### To be done
Set down every line of the listing below with no changes.

### Data extract
==============================

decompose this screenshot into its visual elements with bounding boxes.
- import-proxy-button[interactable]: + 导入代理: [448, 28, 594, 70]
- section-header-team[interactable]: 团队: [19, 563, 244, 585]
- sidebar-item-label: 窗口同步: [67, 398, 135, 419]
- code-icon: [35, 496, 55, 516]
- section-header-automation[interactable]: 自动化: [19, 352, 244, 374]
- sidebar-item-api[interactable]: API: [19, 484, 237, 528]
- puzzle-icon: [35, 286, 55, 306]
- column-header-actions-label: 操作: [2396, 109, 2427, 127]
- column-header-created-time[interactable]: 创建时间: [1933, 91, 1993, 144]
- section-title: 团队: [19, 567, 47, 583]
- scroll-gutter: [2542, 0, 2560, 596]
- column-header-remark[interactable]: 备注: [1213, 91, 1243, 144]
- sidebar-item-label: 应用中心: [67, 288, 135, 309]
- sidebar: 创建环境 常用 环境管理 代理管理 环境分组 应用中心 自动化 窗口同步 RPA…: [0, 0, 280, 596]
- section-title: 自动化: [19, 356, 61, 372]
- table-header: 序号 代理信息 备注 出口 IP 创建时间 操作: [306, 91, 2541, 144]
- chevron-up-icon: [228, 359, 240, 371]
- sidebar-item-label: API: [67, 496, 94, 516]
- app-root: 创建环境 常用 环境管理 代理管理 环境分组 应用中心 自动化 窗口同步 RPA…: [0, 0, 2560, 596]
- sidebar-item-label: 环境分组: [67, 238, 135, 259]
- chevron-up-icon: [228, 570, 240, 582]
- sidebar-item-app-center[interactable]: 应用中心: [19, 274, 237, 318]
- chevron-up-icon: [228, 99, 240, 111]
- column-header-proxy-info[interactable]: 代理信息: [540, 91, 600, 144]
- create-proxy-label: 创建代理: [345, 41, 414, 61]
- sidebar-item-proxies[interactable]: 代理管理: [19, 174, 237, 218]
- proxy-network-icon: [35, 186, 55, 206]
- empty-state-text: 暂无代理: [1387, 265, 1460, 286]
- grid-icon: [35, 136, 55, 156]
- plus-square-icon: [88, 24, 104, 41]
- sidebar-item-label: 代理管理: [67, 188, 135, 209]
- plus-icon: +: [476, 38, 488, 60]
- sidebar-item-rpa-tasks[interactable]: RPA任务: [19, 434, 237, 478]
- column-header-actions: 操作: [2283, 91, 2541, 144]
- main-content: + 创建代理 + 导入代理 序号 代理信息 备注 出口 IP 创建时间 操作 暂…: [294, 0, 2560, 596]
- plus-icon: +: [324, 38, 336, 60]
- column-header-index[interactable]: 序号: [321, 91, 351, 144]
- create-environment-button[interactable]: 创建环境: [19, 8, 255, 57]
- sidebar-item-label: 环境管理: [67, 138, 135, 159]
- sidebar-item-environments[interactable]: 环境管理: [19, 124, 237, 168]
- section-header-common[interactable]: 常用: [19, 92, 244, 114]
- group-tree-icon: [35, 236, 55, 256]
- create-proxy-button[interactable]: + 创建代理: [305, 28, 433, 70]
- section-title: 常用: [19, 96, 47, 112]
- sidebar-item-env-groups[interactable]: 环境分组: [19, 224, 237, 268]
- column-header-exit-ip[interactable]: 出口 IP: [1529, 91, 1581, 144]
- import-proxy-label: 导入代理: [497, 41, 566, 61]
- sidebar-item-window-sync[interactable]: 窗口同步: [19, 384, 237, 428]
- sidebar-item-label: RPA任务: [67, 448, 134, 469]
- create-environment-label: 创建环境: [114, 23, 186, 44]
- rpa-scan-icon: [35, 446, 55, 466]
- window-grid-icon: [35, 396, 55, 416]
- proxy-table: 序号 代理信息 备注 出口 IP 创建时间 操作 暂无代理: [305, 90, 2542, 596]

==============================

### Response
decompose this screenshot into its visual elements with bounding boxes.
- import-proxy-button[interactable]: + 导入代理: [448, 28, 594, 70]
- section-header-team[interactable]: 团队: [19, 563, 244, 585]
- sidebar-item-label: 窗口同步: [67, 398, 135, 419]
- code-icon: [35, 496, 55, 516]
- section-header-automation[interactable]: 自动化: [19, 352, 244, 374]
- sidebar-item-api[interactable]: API: [19, 484, 237, 528]
- puzzle-icon: [35, 286, 55, 306]
- column-header-actions-label: 操作: [2396, 109, 2427, 127]
- column-header-created-time[interactable]: 创建时间: [1933, 91, 1993, 144]
- section-title: 团队: [19, 567, 47, 583]
- scroll-gutter: [2542, 0, 2560, 596]
- column-header-remark[interactable]: 备注: [1213, 91, 1243, 144]
- sidebar-item-label: 应用中心: [67, 288, 135, 309]
- sidebar: 创建环境 常用 环境管理 代理管理 环境分组 应用中心 自动化 窗口同步 RPA…: [0, 0, 280, 596]
- section-title: 自动化: [19, 356, 61, 372]
- table-header: 序号 代理信息 备注 出口 IP 创建时间 操作: [306, 91, 2541, 144]
- chevron-up-icon: [228, 359, 240, 371]
- sidebar-item-label: API: [67, 496, 94, 516]
- app-root: 创建环境 常用 环境管理 代理管理 环境分组 应用中心 自动化 窗口同步 RPA…: [0, 0, 2560, 596]
- sidebar-item-label: 环境分组: [67, 238, 135, 259]
- chevron-up-icon: [228, 570, 240, 582]
- sidebar-item-app-center[interactable]: 应用中心: [19, 274, 237, 318]
- chevron-up-icon: [228, 99, 240, 111]
- column-header-proxy-info[interactable]: 代理信息: [540, 91, 600, 144]
- create-proxy-label: 创建代理: [345, 41, 414, 61]
- sidebar-item-proxies[interactable]: 代理管理: [19, 174, 237, 218]
- proxy-network-icon: [35, 186, 55, 206]
- empty-state-text: 暂无代理: [1387, 265, 1460, 286]
- grid-icon: [35, 136, 55, 156]
- plus-square-icon: [88, 24, 104, 41]
- sidebar-item-label: 代理管理: [67, 188, 135, 209]
- plus-icon: +: [476, 38, 488, 60]
- sidebar-item-rpa-tasks[interactable]: RPA任务: [19, 434, 237, 478]
- column-header-actions: 操作: [2283, 91, 2541, 144]
- main-content: + 创建代理 + 导入代理 序号 代理信息 备注 出口 IP 创建时间 操作 暂…: [294, 0, 2560, 596]
- plus-icon: +: [324, 38, 336, 60]
- column-header-index[interactable]: 序号: [321, 91, 351, 144]
- create-environment-button[interactable]: 创建环境: [19, 8, 255, 57]
- sidebar-item-label: 环境管理: [67, 138, 135, 159]
- sidebar-item-environments[interactable]: 环境管理: [19, 124, 237, 168]
- section-header-common[interactable]: 常用: [19, 92, 244, 114]
- group-tree-icon: [35, 236, 55, 256]
- create-proxy-button[interactable]: + 创建代理: [305, 28, 433, 70]
- section-title: 常用: [19, 96, 47, 112]
- sidebar-item-env-groups[interactable]: 环境分组: [19, 224, 237, 268]
- column-header-exit-ip[interactable]: 出口 IP: [1529, 91, 1581, 144]
- import-proxy-label: 导入代理: [497, 41, 566, 61]
- sidebar-item-window-sync[interactable]: 窗口同步: [19, 384, 237, 428]
- sidebar-item-label: RPA任务: [67, 448, 134, 469]
- create-environment-label: 创建环境: [114, 23, 186, 44]
- rpa-scan-icon: [35, 446, 55, 466]
- window-grid-icon: [35, 396, 55, 416]
- proxy-table: 序号 代理信息 备注 出口 IP 创建时间 操作 暂无代理: [305, 90, 2542, 596]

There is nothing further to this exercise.